**Records from a collection:**
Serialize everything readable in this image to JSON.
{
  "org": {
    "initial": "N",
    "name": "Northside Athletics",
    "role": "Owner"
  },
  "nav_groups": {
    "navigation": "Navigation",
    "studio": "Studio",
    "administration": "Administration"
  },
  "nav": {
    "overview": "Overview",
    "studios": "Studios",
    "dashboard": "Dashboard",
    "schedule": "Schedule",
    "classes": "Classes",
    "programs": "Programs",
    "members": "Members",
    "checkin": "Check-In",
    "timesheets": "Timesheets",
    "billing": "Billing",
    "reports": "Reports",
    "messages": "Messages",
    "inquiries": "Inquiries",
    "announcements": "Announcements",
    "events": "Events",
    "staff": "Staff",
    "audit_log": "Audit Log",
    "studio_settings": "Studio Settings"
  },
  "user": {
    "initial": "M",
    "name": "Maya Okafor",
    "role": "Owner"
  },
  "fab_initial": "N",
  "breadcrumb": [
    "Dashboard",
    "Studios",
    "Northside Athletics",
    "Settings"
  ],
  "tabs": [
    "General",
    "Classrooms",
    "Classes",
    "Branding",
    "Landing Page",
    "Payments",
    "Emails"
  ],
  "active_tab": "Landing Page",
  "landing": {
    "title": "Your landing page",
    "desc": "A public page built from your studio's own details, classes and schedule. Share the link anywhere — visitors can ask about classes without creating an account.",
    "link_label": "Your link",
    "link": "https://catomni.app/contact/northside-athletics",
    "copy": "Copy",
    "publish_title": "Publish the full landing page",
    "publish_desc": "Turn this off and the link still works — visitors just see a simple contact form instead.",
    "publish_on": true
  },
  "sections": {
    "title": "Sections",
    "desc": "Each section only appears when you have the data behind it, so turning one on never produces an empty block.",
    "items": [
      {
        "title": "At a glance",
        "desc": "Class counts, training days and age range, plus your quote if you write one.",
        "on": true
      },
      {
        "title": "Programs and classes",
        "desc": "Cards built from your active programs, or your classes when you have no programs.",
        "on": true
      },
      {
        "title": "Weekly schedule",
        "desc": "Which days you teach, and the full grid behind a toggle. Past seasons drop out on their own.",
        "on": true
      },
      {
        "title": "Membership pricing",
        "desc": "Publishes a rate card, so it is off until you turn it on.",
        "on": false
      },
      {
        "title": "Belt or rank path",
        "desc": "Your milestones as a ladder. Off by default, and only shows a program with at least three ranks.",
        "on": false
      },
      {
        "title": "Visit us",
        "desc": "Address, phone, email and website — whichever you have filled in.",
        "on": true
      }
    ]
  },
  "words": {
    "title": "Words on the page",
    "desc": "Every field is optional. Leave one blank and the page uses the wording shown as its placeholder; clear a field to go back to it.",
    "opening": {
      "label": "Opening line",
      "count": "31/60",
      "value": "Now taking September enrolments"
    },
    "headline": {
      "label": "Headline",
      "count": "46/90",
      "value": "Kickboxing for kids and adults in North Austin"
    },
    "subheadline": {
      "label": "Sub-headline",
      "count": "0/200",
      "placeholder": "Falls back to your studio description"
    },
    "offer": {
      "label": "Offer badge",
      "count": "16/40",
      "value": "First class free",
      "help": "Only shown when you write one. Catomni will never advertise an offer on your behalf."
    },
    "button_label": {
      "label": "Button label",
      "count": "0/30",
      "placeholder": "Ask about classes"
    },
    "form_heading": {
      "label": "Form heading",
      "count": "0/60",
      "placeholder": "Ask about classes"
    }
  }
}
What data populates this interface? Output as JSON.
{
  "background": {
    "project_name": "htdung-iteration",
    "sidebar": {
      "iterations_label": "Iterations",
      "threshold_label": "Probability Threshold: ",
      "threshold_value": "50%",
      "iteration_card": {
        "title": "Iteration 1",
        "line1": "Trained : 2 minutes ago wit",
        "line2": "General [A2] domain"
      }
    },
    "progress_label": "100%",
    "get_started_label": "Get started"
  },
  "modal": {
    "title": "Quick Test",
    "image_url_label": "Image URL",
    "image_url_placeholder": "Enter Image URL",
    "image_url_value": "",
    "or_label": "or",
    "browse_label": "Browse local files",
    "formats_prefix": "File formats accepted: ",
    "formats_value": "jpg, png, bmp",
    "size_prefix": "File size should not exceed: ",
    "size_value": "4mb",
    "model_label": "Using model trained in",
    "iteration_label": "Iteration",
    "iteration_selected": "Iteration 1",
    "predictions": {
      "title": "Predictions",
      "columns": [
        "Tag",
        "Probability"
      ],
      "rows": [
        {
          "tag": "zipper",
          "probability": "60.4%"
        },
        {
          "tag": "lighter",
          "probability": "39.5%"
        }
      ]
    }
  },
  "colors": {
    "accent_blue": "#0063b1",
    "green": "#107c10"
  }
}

**What to do:**
Set all of the records down again, exactly as they stand.

**Answer for the task:**
Serialize everything readable in this image to JSON.
{
  "org": {
    "initial": "N",
    "name": "Northside Athletics",
    "role": "Owner"
  },
  "nav_groups": {
    "navigation": "Navigation",
    "studio": "Studio",
    "administration": "Administration"
  },
  "nav": {
    "overview": "Overview",
    "studios": "Studios",
    "dashboard": "Dashboard",
    "schedule": "Schedule",
    "classes": "Classes",
    "programs": "Programs",
    "members": "Members",
    "checkin": "Check-In",
    "timesheets": "Timesheets",
    "billing": "Billing",
    "reports": "Reports",
    "messages": "Messages",
    "inquiries": "Inquiries",
    "announcements": "Announcements",
    "events": "Events",
    "staff": "Staff",
    "audit_log": "Audit Log",
    "studio_settings": "Studio Settings"
  },
  "user": {
    "initial": "M",
    "name": "Maya Okafor",
    "role": "Owner"
  },
  "fab_initial": "N",
  "breadcrumb": [
    "Dashboard",
    "Studios",
    "Northside Athletics",
    "Settings"
  ],
  "tabs": [
    "General",
    "Classrooms",
    "Classes",
    "Branding",
    "Landing Page",
    "Payments",
    "Emails"
  ],
  "active_tab": "Landing Page",
  "landing": {
    "title": "Your landing page",
    "desc": "A public page built from your studio's own details, classes and schedule. Share the link anywhere — visitors can ask about classes without creating an account.",
    "link_label": "Your link",
    "link": "https://catomni.app/contact/northside-athletics",
    "copy": "Copy",
    "publish_title": "Publish the full landing page",
    "publish_desc": "Turn this off and the link still works — visitors just see a simple contact form instead.",
    "publish_on": true
  },
  "sections": {
    "title": "Sections",
    "desc": "Each section only appears when you have the data behind it, so turning one on never produces an empty block.",
    "items": [
      {
        "title": "At a glance",
        "desc": "Class counts, training days and age range, plus your quote if you write one.",
        "on": true
      },
      {
        "title": "Programs and classes",
        "desc": "Cards built from your active programs, or your classes when you have no programs.",
        "on": true
      },
      {
        "title": "Weekly schedule",
        "desc": "Which days you teach, and the full grid behind a toggle. Past seasons drop out on their own.",
        "on": true
      },
      {
        "title": "Membership pricing",
        "desc": "Publishes a rate card, so it is off until you turn it on.",
        "on": false
      },
      {
        "title": "Belt or rank path",
        "desc": "Your milestones as a ladder. Off by default, and only shows a program with at least three ranks.",
        "on": false
      },
      {
        "title": "Visit us",
        "desc": "Address, phone, email and website — whichever you have filled in.",
        "on": true
      }
    ]
  },
  "words": {
    "title": "Words on the page",
    "desc": "Every field is optional. Leave one blank and the page uses the wording shown as its placeholder; clear a field to go back to it.",
    "opening": {
      "label": "Opening line",
      "count": "31/60",
      "value": "Now taking September enrolments"
    },
    "headline": {
      "label": "Headline",
      "count": "46/90",
      "value": "Kickboxing for kids and adults in North Austin"
    },
    "subheadline": {
      "label": "Sub-headline",
      "count": "0/200",
      "placeholder": "Falls back to your studio description"
    },
    "offer": {
      "label": "Offer badge",
      "count": "16/40",
      "value": "First class free",
      "help": "Only shown when you write one. Catomni will never advertise an offer on your behalf."
    },
    "button_label": {
      "label": "Button label",
      "count": "0/30",
      "placeholder": "Ask about classes"
    },
    "form_heading": {
      "label": "Form heading",
      "count": "0/60",
      "placeholder": "Ask about classes"
    }
  }
}
What data populates this interface? Output as JSON.
{
  "background": {
    "project_name": "htdung-iteration",
    "sidebar": {
      "iterations_label": "Iterations",
      "threshold_label": "Probability Threshold: ",
      "threshold_value": "50%",
      "iteration_card": {
        "title": "Iteration 1",
        "line1": "Trained : 2 minutes ago wit",
        "line2": "General [A2] domain"
      }
    },
    "progress_label": "100%",
    "get_started_label": "Get started"
  },
  "modal": {
    "title": "Quick Test",
    "image_url_label": "Image URL",
    "image_url_placeholder": "Enter Image URL",
    "image_url_value": "",
    "or_label": "or",
    "browse_label": "Browse local files",
    "formats_prefix": "File formats accepted: ",
    "formats_value": "jpg, png, bmp",
    "size_prefix": "File size should not exceed: ",
    "size_value": "4mb",
    "model_label": "Using model trained in",
    "iteration_label": "Iteration",
    "iteration_selected": "Iteration 1",
    "predictions": {
      "title": "Predictions",
      "columns": [
        "Tag",
        "Probability"
      ],
      "rows": [
        {
          "tag": "zipper",
          "probability": "60.4%"
        },
        {
          "tag": "lighter",
          "probability": "39.5%"
        }
      ]
    }
  },
  "colors": {
    "accent_blue": "#0063b1",
    "green": "#107c10"
  }
}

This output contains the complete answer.